▶ [PROVIDED INFORMATION]:
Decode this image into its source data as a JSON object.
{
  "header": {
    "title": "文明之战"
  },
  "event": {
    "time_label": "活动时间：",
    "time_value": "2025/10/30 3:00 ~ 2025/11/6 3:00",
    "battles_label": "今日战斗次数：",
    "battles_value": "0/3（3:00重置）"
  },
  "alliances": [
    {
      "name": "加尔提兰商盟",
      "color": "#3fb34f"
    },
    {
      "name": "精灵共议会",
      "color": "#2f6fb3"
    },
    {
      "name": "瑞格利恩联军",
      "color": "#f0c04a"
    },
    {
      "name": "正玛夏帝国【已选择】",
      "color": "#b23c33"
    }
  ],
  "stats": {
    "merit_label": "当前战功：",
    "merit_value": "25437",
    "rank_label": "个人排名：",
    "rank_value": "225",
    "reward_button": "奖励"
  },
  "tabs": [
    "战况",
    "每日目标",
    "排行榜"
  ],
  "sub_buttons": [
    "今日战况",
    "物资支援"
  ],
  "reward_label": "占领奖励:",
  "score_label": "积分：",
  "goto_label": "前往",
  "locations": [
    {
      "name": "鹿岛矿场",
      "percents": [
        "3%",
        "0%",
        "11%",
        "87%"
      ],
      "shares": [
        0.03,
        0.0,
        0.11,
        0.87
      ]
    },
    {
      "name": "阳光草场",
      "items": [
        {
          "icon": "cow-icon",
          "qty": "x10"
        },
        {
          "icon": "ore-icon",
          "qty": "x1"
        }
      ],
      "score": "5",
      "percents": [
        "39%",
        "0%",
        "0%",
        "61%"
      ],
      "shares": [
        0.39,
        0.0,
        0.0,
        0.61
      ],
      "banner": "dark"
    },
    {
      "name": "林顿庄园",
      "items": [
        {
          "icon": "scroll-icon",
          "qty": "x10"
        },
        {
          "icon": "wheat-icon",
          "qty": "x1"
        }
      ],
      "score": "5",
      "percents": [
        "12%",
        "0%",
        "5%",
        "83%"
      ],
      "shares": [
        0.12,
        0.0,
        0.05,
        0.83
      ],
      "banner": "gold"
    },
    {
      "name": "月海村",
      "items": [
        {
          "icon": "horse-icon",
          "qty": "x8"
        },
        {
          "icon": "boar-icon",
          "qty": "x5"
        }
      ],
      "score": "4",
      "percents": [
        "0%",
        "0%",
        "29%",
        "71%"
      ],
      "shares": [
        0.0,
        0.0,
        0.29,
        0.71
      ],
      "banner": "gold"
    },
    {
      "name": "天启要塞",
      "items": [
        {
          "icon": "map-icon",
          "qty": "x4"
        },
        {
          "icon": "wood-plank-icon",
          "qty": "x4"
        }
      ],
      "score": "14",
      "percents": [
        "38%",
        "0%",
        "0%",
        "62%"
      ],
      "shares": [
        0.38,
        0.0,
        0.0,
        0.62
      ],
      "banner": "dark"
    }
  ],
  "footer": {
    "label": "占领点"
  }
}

▶ [GOAL]:
Each entry must be reproduced verbatim.

▶ [EXERCISE ANSWER]:
Decode this image into its source data as a JSON object.
{
  "header": {
    "title": "文明之战"
  },
  "event": {
    "time_label": "活动时间：",
    "time_value": "2025/10/30 3:00 ~ 2025/11/6 3:00",
    "battles_label": "今日战斗次数：",
    "battles_value": "0/3（3:00重置）"
  },
  "alliances": [
    {
      "name": "加尔提兰商盟",
      "color": "#3fb34f"
    },
    {
      "name": "精灵共议会",
      "color": "#2f6fb3"
    },
    {
      "name": "瑞格利恩联军",
      "color": "#f0c04a"
    },
    {
      "name": "正玛夏帝国【已选择】",
      "color": "#b23c33"
    }
  ],
  "stats": {
    "merit_label": "当前战功：",
    "merit_value": "25437",
    "rank_label": "个人排名：",
    "rank_value": "225",
    "reward_button": "奖励"
  },
  "tabs": [
    "战况",
    "每日目标",
    "排行榜"
  ],
  "sub_buttons": [
    "今日战况",
    "物资支援"
  ],
  "reward_label": "占领奖励:",
  "score_label": "积分：",
  "goto_label": "前往",
  "locations": [
    {
      "name": "鹿岛矿场",
      "percents": [
        "3%",
        "0%",
        "11%",
        "87%"
      ],
      "shares": [
        0.03,
        0.0,
        0.11,
        0.87
      ]
    },
    {
      "name": "阳光草场",
      "items": [
        {
          "icon": "cow-icon",
          "qty": "x10"
        },
        {
          "icon": "ore-icon",
          "qty": "x1"
        }
      ],
      "score": "5",
      "percents": [
        "39%",
        "0%",
        "0%",
        "61%"
      ],
      "shares": [
        0.39,
        0.0,
        0.0,
        0.61
      ],
      "banner": "dark"
    },
    {
      "name": "林顿庄园",
      "items": [
        {
          "icon": "scroll-icon",
          "qty": "x10"
        },
        {
          "icon": "wheat-icon",
          "qty": "x1"
        }
      ],
      "score": "5",
      "percents": [
        "12%",
        "0%",
        "5%",
        "83%"
      ],
      "shares": [
        0.12,
        0.0,
        0.05,
        0.83
      ],
      "banner": "gold"
    },
    {
      "name": "月海村",
      "items": [
        {
          "icon": "horse-icon",
          "qty": "x8"
        },
        {
          "icon": "boar-icon",
          "qty": "x5"
        }
      ],
      "score": "4",
      "percents": [
        "0%",
        "0%",
        "29%",
        "71%"
      ],
      "shares": [
        0.0,
        0.0,
        0.29,
        0.71
      ],
      "banner": "gold"
    },
    {
      "name": "天启要塞",
      "items": [
        {
          "icon": "map-icon",
          "qty": "x4"
        },
        {
          "icon": "wood-plank-icon",
          "qty": "x4"
        }
      ],
      "score": "14",
      "percents": [
        "38%",
        "0%",
        "0%",
        "62%"
      ],
      "shares": [
        0.38,
        0.0,
        0.0,
        0.62
      ],
      "banner": "dark"
    }
  ],
  "footer": {
    "label": "占领点"
  }
}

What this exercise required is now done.